▶ **Task brief**: Reply with the count of lines holding "ECONOMISTA", nothing more.

───

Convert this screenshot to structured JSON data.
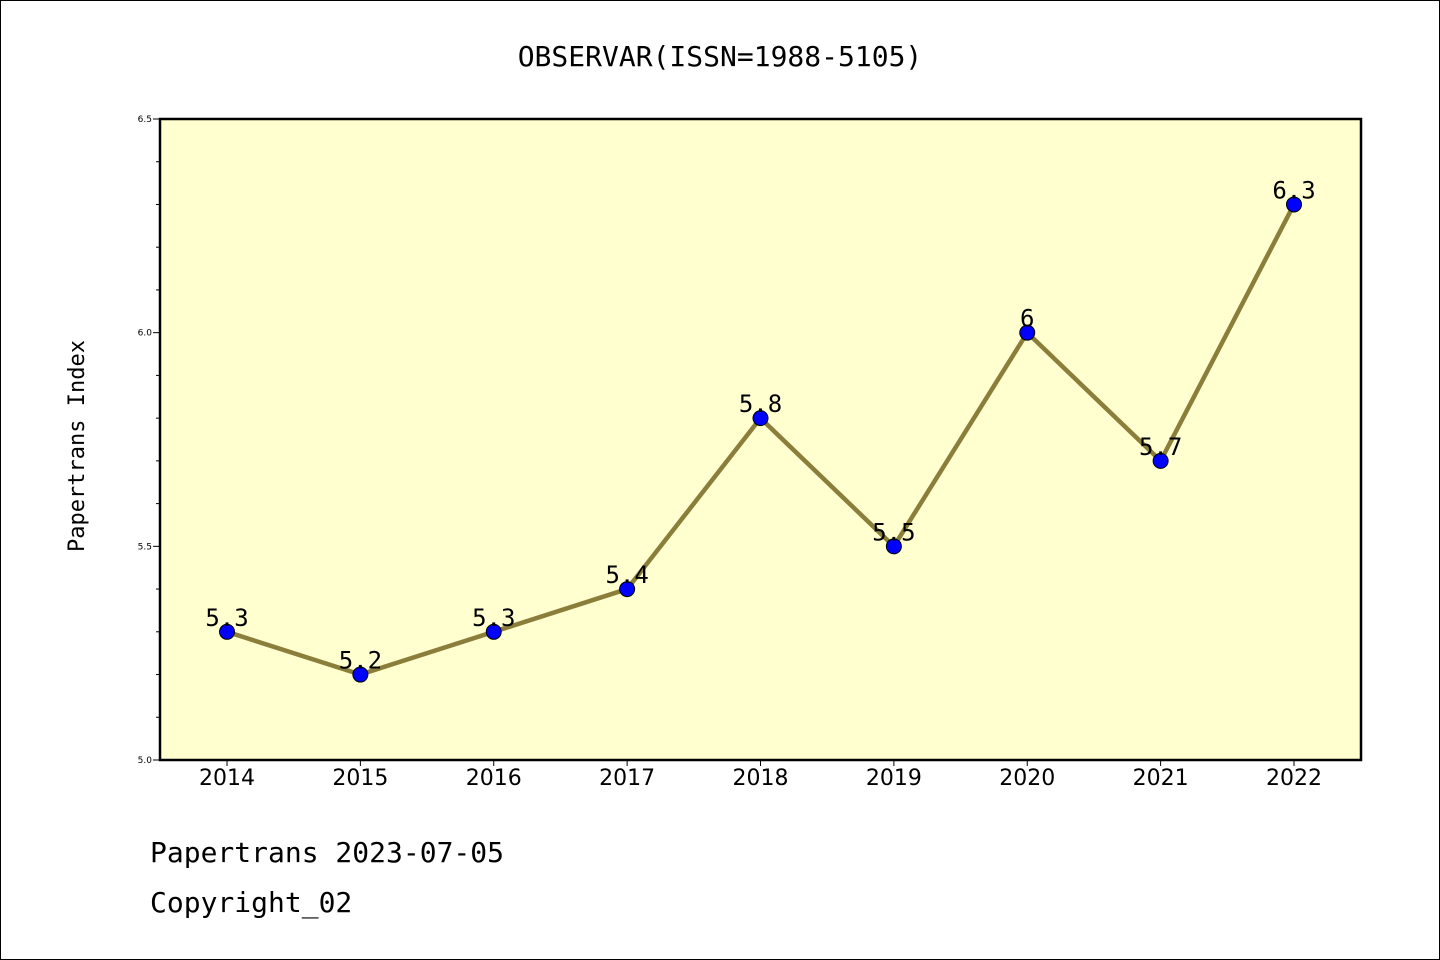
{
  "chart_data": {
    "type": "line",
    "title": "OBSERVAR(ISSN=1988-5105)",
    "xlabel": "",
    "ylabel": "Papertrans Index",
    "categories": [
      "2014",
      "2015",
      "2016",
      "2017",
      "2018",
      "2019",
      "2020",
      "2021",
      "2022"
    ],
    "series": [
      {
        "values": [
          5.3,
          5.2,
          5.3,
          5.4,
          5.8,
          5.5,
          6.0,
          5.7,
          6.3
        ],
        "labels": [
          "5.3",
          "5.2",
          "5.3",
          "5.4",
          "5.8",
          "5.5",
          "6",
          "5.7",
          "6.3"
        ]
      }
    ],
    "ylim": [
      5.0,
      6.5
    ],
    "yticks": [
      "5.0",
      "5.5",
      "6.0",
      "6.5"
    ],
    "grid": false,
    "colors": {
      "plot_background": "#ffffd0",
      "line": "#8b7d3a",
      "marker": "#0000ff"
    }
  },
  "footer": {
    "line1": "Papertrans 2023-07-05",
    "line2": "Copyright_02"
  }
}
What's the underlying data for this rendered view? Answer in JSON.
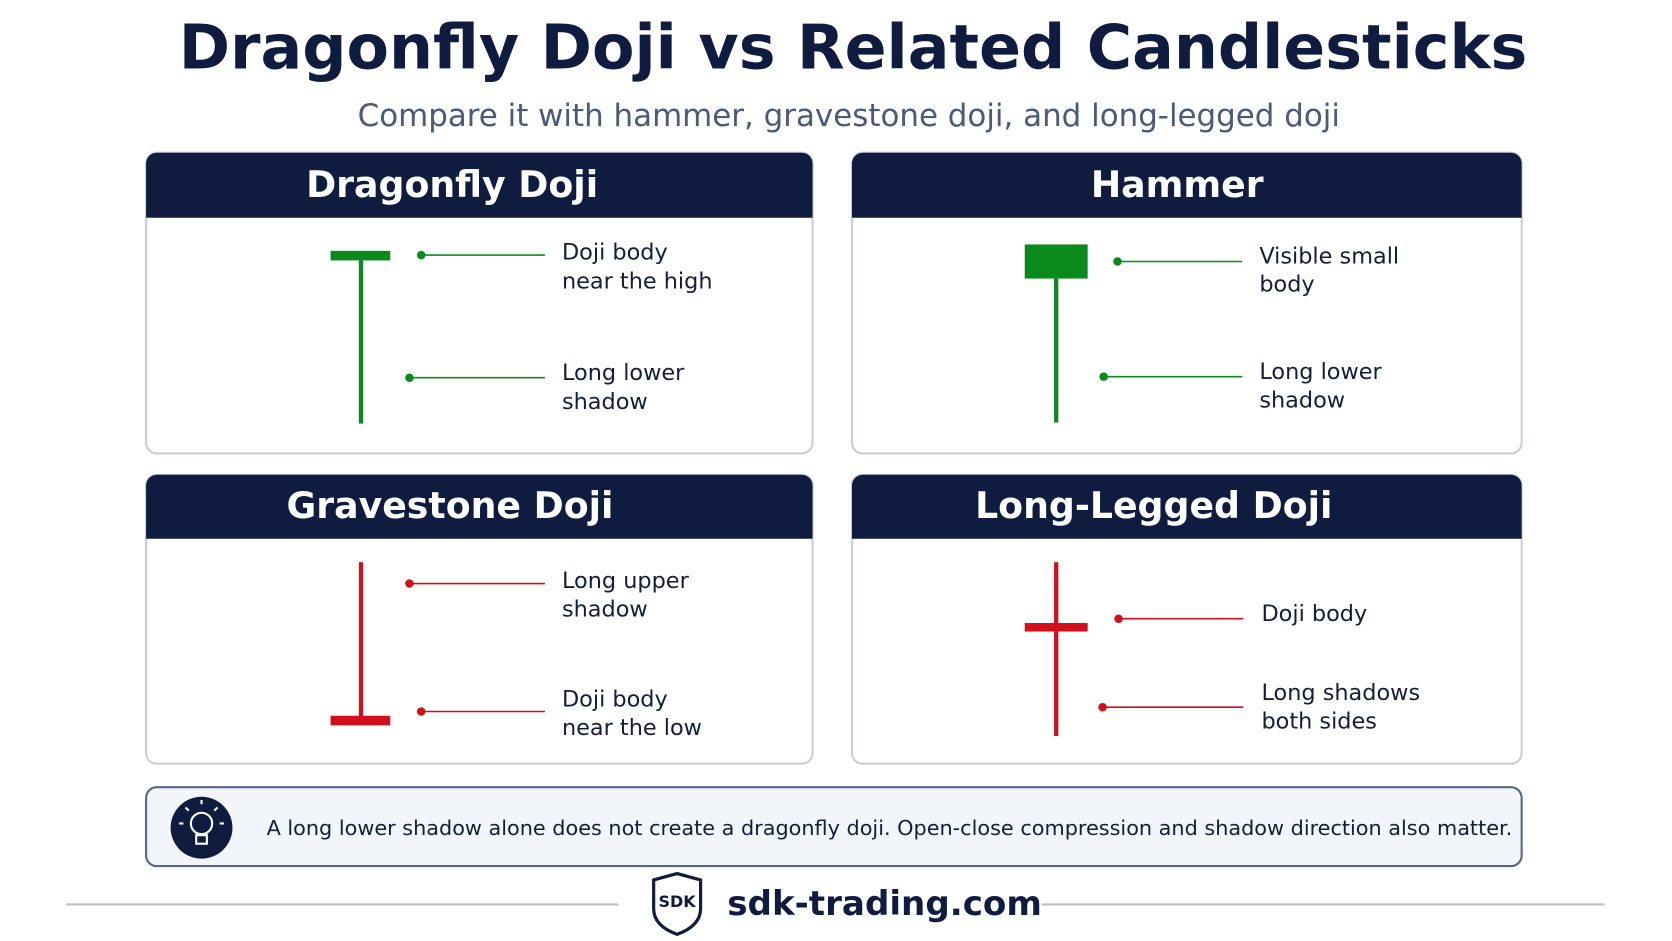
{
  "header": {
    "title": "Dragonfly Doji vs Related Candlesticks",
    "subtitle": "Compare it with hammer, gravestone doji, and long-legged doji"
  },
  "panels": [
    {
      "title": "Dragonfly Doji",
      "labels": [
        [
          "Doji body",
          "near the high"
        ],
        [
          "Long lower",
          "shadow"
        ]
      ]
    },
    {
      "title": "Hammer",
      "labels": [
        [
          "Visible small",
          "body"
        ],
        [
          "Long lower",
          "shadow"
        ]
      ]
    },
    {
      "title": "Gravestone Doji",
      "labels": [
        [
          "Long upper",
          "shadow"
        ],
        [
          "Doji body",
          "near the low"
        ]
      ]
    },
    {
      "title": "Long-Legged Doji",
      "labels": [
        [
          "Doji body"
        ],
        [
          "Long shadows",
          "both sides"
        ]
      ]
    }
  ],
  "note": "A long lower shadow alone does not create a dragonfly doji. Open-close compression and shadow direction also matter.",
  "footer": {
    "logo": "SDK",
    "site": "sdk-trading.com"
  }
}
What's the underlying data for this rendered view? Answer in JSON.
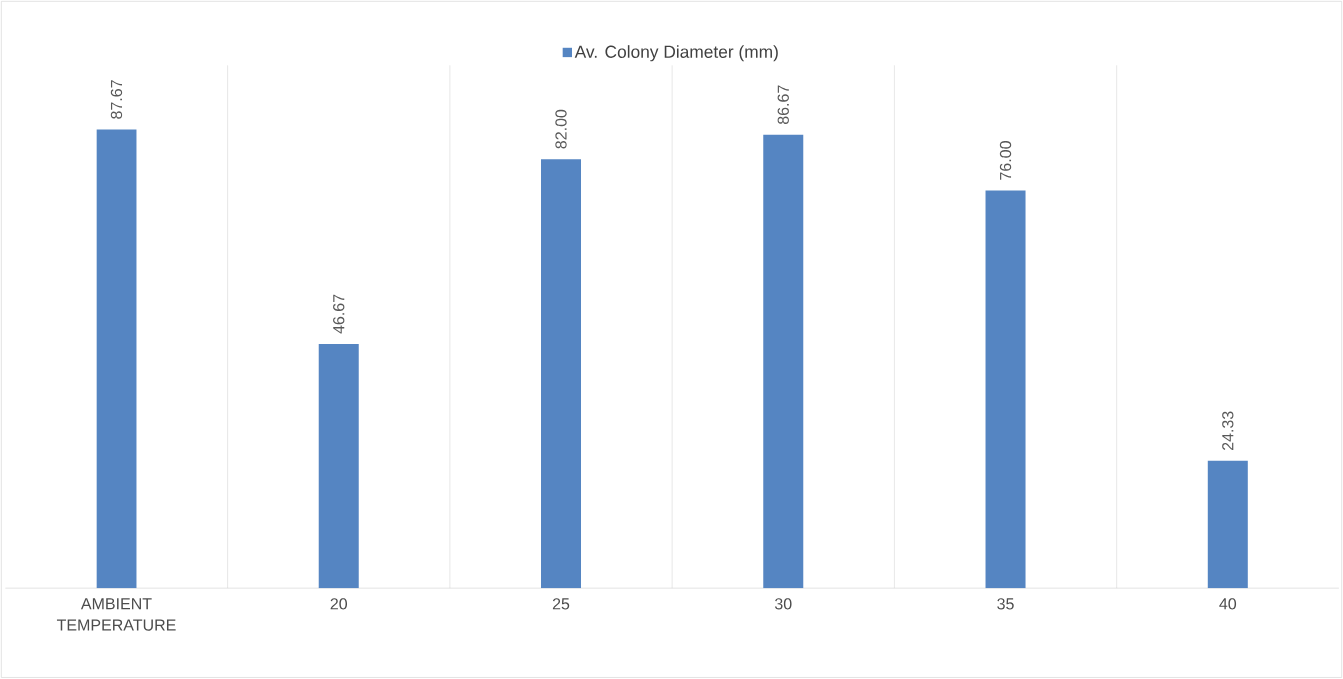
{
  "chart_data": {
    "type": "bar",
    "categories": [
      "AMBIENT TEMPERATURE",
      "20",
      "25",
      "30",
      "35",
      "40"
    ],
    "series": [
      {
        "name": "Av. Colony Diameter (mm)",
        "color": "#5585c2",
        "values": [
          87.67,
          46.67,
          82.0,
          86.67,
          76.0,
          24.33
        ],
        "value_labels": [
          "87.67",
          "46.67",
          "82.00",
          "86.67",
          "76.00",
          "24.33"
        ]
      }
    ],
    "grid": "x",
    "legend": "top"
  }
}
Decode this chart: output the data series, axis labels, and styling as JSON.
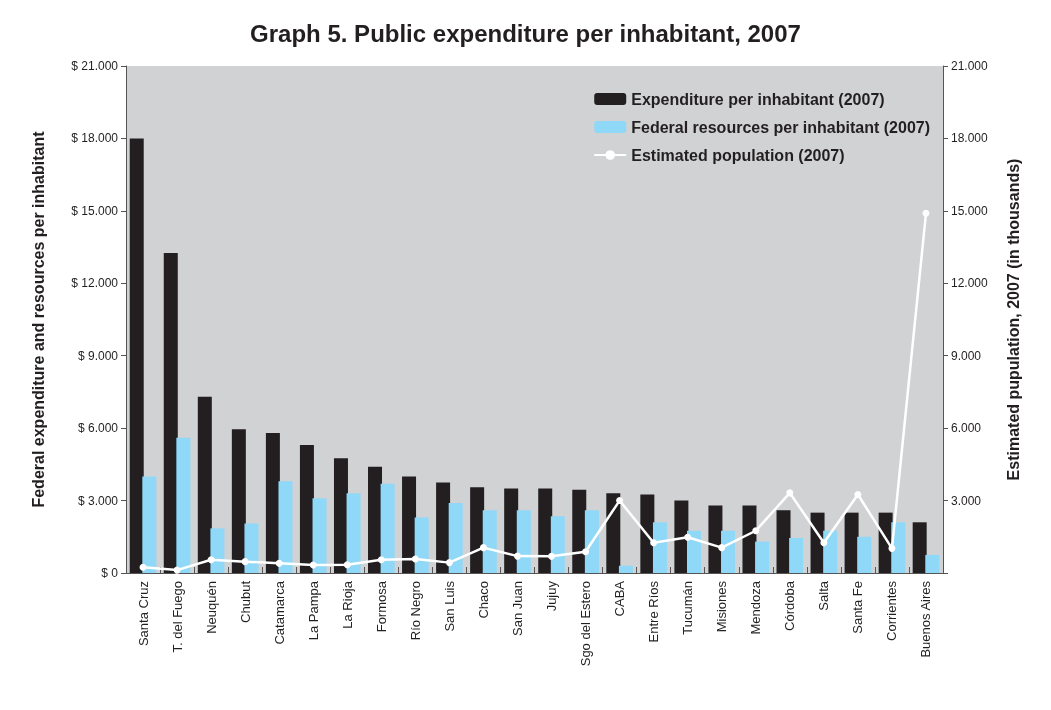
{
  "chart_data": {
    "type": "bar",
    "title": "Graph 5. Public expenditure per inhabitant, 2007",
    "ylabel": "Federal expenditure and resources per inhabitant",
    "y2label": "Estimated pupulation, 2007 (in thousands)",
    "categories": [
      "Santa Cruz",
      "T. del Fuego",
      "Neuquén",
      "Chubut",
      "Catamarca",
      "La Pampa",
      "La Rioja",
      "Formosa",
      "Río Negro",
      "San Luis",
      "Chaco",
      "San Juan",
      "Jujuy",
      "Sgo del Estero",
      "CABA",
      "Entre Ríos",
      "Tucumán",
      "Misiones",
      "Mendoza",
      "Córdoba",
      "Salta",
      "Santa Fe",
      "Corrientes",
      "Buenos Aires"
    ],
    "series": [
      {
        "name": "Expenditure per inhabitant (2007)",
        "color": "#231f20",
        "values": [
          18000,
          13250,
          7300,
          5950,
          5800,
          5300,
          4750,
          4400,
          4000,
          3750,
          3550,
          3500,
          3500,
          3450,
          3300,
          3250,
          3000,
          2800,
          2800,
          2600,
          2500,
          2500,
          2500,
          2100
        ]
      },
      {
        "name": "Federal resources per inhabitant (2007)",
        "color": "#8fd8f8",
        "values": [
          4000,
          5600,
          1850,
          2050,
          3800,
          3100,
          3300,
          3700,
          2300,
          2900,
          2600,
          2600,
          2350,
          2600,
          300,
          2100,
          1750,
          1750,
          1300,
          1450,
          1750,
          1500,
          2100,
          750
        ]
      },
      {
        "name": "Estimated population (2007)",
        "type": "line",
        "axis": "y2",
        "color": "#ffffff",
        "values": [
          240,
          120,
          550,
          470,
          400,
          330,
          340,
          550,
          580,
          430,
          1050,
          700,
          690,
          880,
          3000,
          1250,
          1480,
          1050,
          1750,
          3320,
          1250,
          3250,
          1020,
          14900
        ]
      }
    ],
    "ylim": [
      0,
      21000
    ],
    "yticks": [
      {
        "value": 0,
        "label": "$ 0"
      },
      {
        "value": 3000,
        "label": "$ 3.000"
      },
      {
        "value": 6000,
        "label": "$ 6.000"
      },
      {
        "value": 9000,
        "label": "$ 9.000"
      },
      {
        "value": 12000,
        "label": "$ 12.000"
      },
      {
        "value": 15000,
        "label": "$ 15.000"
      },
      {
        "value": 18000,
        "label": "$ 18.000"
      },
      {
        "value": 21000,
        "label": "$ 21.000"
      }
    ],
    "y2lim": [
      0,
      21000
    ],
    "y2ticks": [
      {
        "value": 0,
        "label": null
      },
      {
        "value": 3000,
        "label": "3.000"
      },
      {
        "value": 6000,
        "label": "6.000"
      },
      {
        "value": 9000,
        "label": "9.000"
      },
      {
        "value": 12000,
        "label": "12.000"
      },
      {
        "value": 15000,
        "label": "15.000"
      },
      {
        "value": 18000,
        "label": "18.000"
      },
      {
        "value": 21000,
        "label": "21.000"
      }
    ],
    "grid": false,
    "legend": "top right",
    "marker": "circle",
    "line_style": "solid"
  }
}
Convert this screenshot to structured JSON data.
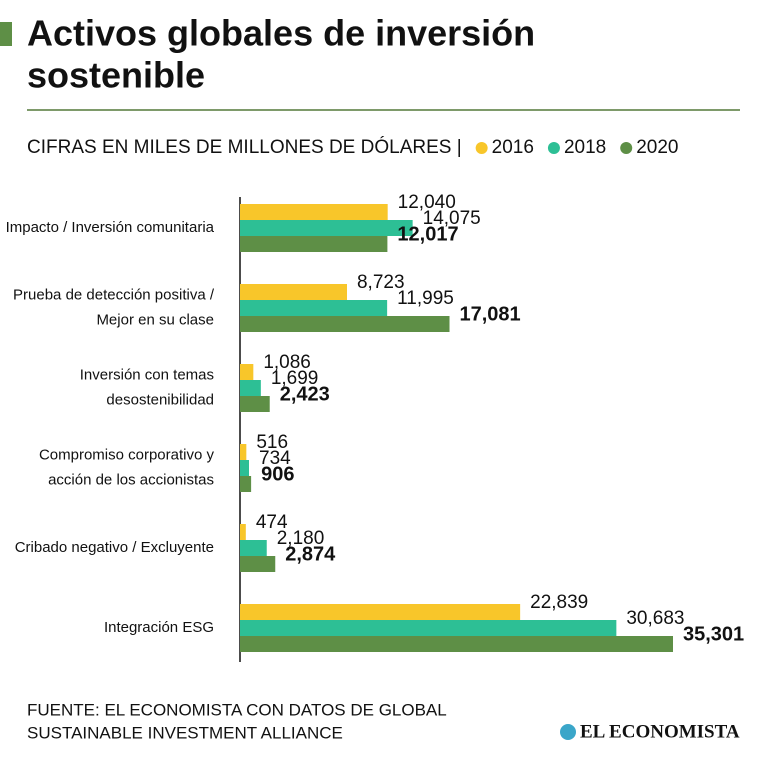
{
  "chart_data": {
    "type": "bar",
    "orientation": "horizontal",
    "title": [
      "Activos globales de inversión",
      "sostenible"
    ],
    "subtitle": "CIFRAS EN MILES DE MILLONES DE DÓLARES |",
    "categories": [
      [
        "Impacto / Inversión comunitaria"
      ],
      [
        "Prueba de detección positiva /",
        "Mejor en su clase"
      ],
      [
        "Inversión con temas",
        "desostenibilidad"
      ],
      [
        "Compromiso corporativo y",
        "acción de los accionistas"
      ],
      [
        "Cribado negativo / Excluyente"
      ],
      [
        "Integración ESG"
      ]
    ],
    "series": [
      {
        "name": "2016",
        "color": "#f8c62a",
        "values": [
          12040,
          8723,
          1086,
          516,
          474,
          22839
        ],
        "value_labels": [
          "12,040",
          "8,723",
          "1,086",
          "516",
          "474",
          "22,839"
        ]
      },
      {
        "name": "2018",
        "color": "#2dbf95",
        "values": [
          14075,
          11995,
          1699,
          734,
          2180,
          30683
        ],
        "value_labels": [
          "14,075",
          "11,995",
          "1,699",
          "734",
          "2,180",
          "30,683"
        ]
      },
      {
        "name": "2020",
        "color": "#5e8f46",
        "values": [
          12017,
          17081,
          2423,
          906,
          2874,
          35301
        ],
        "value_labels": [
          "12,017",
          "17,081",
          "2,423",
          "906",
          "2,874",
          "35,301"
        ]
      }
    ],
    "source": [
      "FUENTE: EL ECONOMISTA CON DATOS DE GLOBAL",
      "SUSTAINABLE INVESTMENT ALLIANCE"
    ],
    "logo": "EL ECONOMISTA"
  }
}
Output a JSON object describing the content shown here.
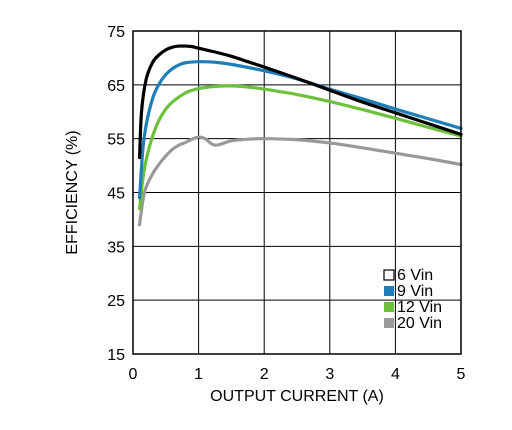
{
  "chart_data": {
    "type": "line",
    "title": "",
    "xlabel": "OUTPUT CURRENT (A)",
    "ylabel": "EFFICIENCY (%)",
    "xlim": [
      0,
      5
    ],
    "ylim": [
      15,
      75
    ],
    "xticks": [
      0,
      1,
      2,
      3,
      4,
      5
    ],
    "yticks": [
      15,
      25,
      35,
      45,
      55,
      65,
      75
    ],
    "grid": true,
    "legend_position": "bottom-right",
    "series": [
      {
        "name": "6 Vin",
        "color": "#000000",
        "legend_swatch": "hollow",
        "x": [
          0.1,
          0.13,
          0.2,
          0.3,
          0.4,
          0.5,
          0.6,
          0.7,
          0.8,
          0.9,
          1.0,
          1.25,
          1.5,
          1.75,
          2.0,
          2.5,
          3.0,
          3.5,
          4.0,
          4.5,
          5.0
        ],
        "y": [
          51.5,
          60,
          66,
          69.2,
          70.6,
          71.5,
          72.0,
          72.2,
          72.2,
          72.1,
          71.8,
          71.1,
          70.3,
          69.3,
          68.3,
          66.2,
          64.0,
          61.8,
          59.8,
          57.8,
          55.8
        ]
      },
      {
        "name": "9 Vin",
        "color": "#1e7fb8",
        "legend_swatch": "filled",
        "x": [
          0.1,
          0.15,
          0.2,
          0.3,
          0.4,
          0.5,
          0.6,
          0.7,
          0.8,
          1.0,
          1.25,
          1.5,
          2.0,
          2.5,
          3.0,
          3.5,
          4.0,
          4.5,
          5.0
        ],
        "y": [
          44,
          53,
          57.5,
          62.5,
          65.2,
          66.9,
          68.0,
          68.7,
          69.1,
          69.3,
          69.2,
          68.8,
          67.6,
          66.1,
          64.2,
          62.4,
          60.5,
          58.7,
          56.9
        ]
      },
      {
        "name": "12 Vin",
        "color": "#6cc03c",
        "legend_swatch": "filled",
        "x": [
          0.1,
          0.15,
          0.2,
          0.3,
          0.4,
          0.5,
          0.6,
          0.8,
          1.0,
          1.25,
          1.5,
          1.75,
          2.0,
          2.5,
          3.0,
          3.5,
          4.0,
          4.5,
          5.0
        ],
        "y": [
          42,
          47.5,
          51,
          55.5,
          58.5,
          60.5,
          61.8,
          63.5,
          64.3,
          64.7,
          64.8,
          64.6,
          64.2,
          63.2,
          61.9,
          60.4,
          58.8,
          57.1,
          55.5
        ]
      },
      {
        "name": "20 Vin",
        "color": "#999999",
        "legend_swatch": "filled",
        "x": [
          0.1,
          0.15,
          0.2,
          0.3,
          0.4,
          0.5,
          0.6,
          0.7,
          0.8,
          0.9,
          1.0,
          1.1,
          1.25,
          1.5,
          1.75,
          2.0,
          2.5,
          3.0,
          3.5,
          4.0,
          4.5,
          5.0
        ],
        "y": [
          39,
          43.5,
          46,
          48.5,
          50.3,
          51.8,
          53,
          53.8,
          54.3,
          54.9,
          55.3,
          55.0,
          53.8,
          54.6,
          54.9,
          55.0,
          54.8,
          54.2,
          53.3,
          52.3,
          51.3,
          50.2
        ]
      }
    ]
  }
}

───

▶ **Response to the task**: 2